● **INFORMATION GIVEN**:
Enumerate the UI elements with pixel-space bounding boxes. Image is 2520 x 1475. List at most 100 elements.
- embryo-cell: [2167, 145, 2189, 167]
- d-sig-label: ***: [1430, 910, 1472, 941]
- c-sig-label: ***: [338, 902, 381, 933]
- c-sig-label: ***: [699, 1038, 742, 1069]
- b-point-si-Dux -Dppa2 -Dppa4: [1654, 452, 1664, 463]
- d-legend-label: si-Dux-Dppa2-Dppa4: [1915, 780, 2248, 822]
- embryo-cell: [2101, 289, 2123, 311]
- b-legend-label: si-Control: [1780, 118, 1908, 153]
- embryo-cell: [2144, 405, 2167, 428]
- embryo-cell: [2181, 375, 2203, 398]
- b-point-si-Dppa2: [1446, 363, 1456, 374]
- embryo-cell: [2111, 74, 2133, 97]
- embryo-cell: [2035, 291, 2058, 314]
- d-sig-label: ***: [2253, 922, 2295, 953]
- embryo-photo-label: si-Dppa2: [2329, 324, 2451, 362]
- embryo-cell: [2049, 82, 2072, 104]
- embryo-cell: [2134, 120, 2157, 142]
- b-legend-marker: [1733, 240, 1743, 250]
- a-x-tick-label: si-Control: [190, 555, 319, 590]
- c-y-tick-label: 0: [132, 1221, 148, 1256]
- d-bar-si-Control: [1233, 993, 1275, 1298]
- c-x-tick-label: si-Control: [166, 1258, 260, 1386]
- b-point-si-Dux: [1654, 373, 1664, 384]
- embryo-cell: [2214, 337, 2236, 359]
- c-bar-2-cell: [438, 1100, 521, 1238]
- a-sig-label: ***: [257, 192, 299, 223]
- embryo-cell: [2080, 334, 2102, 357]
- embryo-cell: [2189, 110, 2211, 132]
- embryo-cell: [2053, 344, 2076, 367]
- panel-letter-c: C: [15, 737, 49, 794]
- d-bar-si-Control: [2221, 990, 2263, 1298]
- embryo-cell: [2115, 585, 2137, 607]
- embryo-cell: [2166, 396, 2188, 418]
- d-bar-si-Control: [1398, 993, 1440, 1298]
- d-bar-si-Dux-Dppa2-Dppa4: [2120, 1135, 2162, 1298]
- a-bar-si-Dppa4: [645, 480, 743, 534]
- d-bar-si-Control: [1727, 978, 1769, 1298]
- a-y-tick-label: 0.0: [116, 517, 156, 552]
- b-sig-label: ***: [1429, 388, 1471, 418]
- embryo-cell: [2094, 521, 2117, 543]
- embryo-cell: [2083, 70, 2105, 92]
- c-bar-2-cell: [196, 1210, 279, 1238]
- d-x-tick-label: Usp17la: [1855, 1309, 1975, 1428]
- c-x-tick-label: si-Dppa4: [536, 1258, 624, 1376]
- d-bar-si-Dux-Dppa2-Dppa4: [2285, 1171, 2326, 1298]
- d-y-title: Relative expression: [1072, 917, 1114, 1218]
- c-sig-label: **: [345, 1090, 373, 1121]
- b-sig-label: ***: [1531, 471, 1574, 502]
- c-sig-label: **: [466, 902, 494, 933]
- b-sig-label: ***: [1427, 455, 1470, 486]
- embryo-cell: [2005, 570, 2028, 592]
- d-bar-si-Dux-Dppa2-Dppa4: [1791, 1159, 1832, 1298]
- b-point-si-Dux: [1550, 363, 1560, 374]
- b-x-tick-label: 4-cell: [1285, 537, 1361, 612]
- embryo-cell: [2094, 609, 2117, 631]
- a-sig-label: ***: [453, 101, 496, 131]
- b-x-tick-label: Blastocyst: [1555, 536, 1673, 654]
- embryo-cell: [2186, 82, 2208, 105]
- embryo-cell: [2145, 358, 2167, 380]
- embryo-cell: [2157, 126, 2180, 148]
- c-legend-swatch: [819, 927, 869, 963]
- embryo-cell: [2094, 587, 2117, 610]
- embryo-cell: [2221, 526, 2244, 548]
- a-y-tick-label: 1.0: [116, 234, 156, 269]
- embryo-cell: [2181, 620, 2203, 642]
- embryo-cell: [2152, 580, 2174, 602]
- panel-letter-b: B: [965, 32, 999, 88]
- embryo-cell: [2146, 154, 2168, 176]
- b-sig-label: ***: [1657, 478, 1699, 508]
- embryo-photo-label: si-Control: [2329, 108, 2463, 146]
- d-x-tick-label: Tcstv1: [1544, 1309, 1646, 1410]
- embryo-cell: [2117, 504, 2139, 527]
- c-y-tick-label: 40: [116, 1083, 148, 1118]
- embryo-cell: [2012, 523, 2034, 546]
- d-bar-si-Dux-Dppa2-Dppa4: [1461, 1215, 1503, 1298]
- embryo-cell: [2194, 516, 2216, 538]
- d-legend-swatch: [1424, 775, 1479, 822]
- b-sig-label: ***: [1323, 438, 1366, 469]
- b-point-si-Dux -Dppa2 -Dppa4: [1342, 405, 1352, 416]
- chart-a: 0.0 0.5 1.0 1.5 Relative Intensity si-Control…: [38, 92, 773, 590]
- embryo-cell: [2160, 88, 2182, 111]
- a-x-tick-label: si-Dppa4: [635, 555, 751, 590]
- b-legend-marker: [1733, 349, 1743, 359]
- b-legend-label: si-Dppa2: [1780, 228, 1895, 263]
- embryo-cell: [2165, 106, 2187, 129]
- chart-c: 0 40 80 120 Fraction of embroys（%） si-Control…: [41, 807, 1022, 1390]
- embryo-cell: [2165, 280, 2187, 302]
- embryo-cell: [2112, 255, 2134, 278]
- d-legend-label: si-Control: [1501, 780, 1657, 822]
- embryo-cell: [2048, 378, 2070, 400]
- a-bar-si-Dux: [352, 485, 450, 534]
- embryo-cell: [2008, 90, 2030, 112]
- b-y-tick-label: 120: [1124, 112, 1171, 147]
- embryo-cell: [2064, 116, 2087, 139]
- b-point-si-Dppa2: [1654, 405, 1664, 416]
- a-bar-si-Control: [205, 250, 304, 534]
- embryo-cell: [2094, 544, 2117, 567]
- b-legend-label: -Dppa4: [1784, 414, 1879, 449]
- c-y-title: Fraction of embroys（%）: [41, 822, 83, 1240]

● **GIVEN EXERCISE**: Copy out the items above with every "embryo-cell" swapped for "embryo-marker", keeping everything else the same.

● **TASK RESULT**:
Enumerate the UI elements with pixel-space bounding boxes. Image is 2520 x 1475. List at most 100 elements.
- embryo-marker: [2167, 145, 2189, 167]
- d-sig-label: ***: [1430, 910, 1472, 941]
- c-sig-label: ***: [338, 902, 381, 933]
- c-sig-label: ***: [699, 1038, 742, 1069]
- b-point-si-Dux -Dppa2 -Dppa4: [1654, 452, 1664, 463]
- d-legend-label: si-Dux-Dppa2-Dppa4: [1915, 780, 2248, 822]
- embryo-marker: [2101, 289, 2123, 311]
- b-legend-label: si-Control: [1780, 118, 1908, 153]
- embryo-marker: [2144, 405, 2167, 428]
- embryo-marker: [2181, 375, 2203, 398]
- b-point-si-Dppa2: [1446, 363, 1456, 374]
- embryo-marker: [2111, 74, 2133, 97]
- embryo-marker: [2035, 291, 2058, 314]
- d-sig-label: ***: [2253, 922, 2295, 953]
- embryo-photo-label: si-Dppa2: [2329, 324, 2451, 362]
- embryo-marker: [2049, 82, 2072, 104]
- embryo-marker: [2134, 120, 2157, 142]
- b-legend-marker: [1733, 240, 1743, 250]
- a-x-tick-label: si-Control: [190, 555, 319, 590]
- c-y-tick-label: 0: [132, 1221, 148, 1256]
- d-bar-si-Control: [1233, 993, 1275, 1298]
- c-x-tick-label: si-Control: [166, 1258, 260, 1386]
- b-point-si-Dux: [1654, 373, 1664, 384]
- embryo-marker: [2214, 337, 2236, 359]
- c-bar-2-cell: [438, 1100, 521, 1238]
- a-sig-label: ***: [257, 192, 299, 223]
- embryo-marker: [2080, 334, 2102, 357]
- embryo-marker: [2189, 110, 2211, 132]
- embryo-marker: [2053, 344, 2076, 367]
- panel-letter-c: C: [15, 737, 49, 794]
- d-bar-si-Control: [2221, 990, 2263, 1298]
- embryo-marker: [2115, 585, 2137, 607]
- embryo-marker: [2166, 396, 2188, 418]
- d-bar-si-Control: [1398, 993, 1440, 1298]
- d-bar-si-Dux-Dppa2-Dppa4: [2120, 1135, 2162, 1298]
- a-bar-si-Dppa4: [645, 480, 743, 534]
- d-bar-si-Control: [1727, 978, 1769, 1298]
- a-y-tick-label: 0.0: [116, 517, 156, 552]
- b-sig-label: ***: [1429, 388, 1471, 418]
- embryo-marker: [2094, 521, 2117, 543]
- embryo-marker: [2083, 70, 2105, 92]
- c-bar-2-cell: [196, 1210, 279, 1238]
- d-x-tick-label: Usp17la: [1855, 1309, 1975, 1428]
- c-x-tick-label: si-Dppa4: [536, 1258, 624, 1376]
- d-bar-si-Dux-Dppa2-Dppa4: [2285, 1171, 2326, 1298]
- d-y-title: Relative expression: [1072, 917, 1114, 1218]
- c-sig-label: **: [345, 1090, 373, 1121]
- b-sig-label: ***: [1531, 471, 1574, 502]
- c-sig-label: **: [466, 902, 494, 933]
- b-sig-label: ***: [1427, 455, 1470, 486]
- embryo-marker: [2005, 570, 2028, 592]
- d-bar-si-Dux-Dppa2-Dppa4: [1791, 1159, 1832, 1298]
- b-point-si-Dux: [1550, 363, 1560, 374]
- b-x-tick-label: 4-cell: [1285, 537, 1361, 612]
- embryo-marker: [2094, 609, 2117, 631]
- a-sig-label: ***: [453, 101, 496, 131]
- b-x-tick-label: Blastocyst: [1555, 536, 1673, 654]
- embryo-marker: [2186, 82, 2208, 105]
- embryo-marker: [2145, 358, 2167, 380]
- embryo-marker: [2157, 126, 2180, 148]
- c-legend-swatch: [819, 927, 869, 963]
- embryo-marker: [2094, 587, 2117, 610]
- embryo-marker: [2221, 526, 2244, 548]
- a-y-tick-label: 1.0: [116, 234, 156, 269]
- embryo-marker: [2181, 620, 2203, 642]
- embryo-marker: [2152, 580, 2174, 602]
- panel-letter-b: B: [965, 32, 999, 88]
- embryo-marker: [2146, 154, 2168, 176]
- b-sig-label: ***: [1657, 478, 1699, 508]
- embryo-photo-label: si-Control: [2329, 108, 2463, 146]
- d-x-tick-label: Tcstv1: [1544, 1309, 1646, 1410]
- embryo-marker: [2117, 504, 2139, 527]
- c-y-tick-label: 40: [116, 1083, 148, 1118]
- embryo-marker: [2012, 523, 2034, 546]
- d-bar-si-Dux-Dppa2-Dppa4: [1461, 1215, 1503, 1298]
- embryo-marker: [2194, 516, 2216, 538]
- d-legend-swatch: [1424, 775, 1479, 822]
- b-sig-label: ***: [1323, 438, 1366, 469]
- b-point-si-Dux -Dppa2 -Dppa4: [1342, 405, 1352, 416]
- chart-a: 0.0 0.5 1.0 1.5 Relative Intensity si-Control…: [38, 92, 773, 590]
- embryo-marker: [2160, 88, 2182, 111]
- a-x-tick-label: si-Dppa4: [635, 555, 751, 590]
- b-legend-marker: [1733, 349, 1743, 359]
- b-legend-label: si-Dppa2: [1780, 228, 1895, 263]
- embryo-marker: [2165, 106, 2187, 129]
- chart-c: 0 40 80 120 Fraction of embroys（%） si-Control…: [41, 807, 1022, 1390]
- embryo-marker: [2165, 280, 2187, 302]
- embryo-marker: [2112, 255, 2134, 278]
- d-legend-label: si-Control: [1501, 780, 1657, 822]
- embryo-marker: [2048, 378, 2070, 400]
- a-bar-si-Dux: [352, 485, 450, 534]
- embryo-marker: [2008, 90, 2030, 112]
- b-y-tick-label: 120: [1124, 112, 1171, 147]
- embryo-marker: [2064, 116, 2087, 139]
- b-point-si-Dppa2: [1654, 405, 1664, 416]
- a-bar-si-Control: [205, 250, 304, 534]
- embryo-marker: [2094, 544, 2117, 567]
- b-legend-label: -Dppa4: [1784, 414, 1879, 449]
- c-y-title: Fraction of embroys（%）: [41, 822, 83, 1240]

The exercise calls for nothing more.